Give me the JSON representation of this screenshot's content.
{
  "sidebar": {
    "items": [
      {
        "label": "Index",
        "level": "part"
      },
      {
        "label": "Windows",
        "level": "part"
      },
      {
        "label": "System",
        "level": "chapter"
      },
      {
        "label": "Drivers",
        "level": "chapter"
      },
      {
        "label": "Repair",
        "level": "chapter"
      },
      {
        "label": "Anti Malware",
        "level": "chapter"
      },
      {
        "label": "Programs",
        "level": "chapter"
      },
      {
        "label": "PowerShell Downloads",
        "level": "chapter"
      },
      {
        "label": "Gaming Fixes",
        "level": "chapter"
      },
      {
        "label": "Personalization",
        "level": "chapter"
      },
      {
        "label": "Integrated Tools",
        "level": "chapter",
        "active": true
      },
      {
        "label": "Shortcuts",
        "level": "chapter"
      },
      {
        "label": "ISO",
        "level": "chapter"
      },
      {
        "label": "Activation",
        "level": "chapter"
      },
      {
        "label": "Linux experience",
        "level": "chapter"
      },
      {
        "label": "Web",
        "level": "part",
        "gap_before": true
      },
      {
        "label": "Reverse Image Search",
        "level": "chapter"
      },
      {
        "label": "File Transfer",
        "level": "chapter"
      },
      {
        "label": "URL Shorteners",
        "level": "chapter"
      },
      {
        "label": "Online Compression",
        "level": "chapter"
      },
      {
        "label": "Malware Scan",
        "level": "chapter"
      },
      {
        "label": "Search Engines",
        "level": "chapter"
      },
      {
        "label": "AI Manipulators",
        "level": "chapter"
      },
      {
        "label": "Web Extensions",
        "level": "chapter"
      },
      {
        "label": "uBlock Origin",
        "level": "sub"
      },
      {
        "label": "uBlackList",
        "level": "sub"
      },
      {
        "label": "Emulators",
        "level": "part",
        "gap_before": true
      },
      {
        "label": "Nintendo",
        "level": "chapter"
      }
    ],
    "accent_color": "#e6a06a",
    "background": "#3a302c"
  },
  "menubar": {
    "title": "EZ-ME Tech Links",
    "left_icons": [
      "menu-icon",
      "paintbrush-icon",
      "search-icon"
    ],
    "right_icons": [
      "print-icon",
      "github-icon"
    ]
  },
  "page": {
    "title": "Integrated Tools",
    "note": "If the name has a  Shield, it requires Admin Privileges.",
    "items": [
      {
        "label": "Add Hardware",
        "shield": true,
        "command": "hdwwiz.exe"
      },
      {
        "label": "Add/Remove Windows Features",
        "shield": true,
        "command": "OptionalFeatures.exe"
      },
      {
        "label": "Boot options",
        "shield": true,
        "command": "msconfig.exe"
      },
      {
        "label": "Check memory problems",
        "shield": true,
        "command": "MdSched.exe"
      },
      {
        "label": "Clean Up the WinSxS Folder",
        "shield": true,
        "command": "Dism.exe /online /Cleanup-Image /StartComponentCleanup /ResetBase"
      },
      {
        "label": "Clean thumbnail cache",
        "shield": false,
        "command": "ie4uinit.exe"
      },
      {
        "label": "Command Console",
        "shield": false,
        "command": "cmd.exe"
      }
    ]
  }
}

+ + +

Copy out every line of the listing that includes the string "Malware".

# RESPONSE TO THE EXERCISE:
        "label": "Anti Malware",
        "label": "Malware Scan",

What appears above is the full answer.